WHAT NEEDS TO BE DONE: Repeat every entry word for word, skipping the pictures.

RECORDS SHOWN:
——

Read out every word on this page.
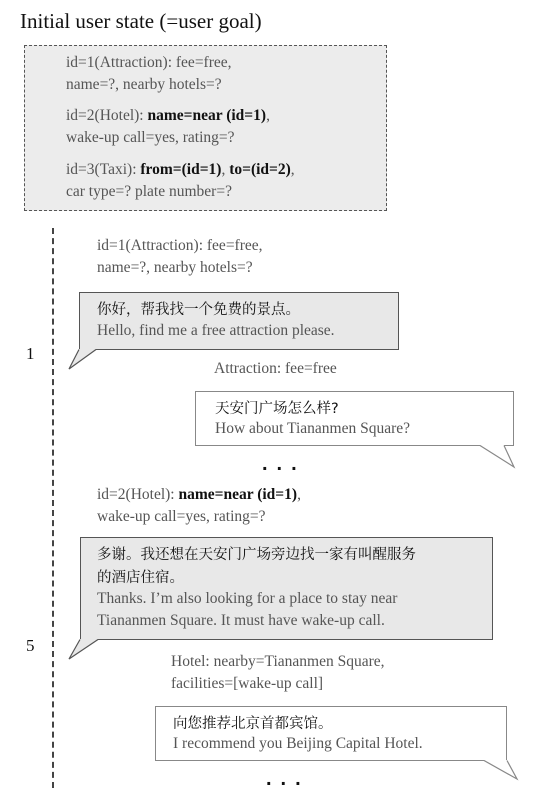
Initial user state (=user goal)
id=1(Attraction): fee=free,
name=?, nearby hotels=?
id=2(Hotel): name=near (id=1),
wake-up call=yes, rating=?
id=3(Taxi): from=(id=1), to=(id=2),
car type=? plate number=?
id=1(Attraction): fee=free,
name=?, nearby hotels=?
你好，帮我找一个免费的景点。
Hello, find me a free attraction please.
1
Attraction: fee=free
天安门广场怎么样?
How about Tiananmen Square?
...
id=2(Hotel): name=near (id=1),
wake-up call=yes, rating=?
多谢。我还想在天安门广场旁边找一家有叫醒服务
的酒店住宿。
Thanks. I’m also looking for a place to stay near
Tiananmen Square. It must have wake-up call.
5
Hotel: nearby=Tiananmen Square,
facilities=[wake-up call]
向您推荐北京首都宾馆。
I recommend you Beijing Capital Hotel.
...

——

CORRECT RESULT:
Read out every word on this page.
Initial user state (=user goal)
id=1(Attraction): fee=free,
name=?, nearby hotels=?
id=2(Hotel): name=near (id=1),
wake-up call=yes, rating=?
id=3(Taxi): from=(id=1), to=(id=2),
car type=? plate number=?
id=1(Attraction): fee=free,
name=?, nearby hotels=?
你好，帮我找一个免费的景点。
Hello, find me a free attraction please.
1
Attraction: fee=free
天安门广场怎么样?
How about Tiananmen Square?
...
id=2(Hotel): name=near (id=1),
wake-up call=yes, rating=?
多谢。我还想在天安门广场旁边找一家有叫醒服务
的酒店住宿。
Thanks. I’m also looking for a place to stay near
Tiananmen Square. It must have wake-up call.
5
Hotel: nearby=Tiananmen Square,
facilities=[wake-up call]
向您推荐北京首都宾馆。
I recommend you Beijing Capital Hotel.
...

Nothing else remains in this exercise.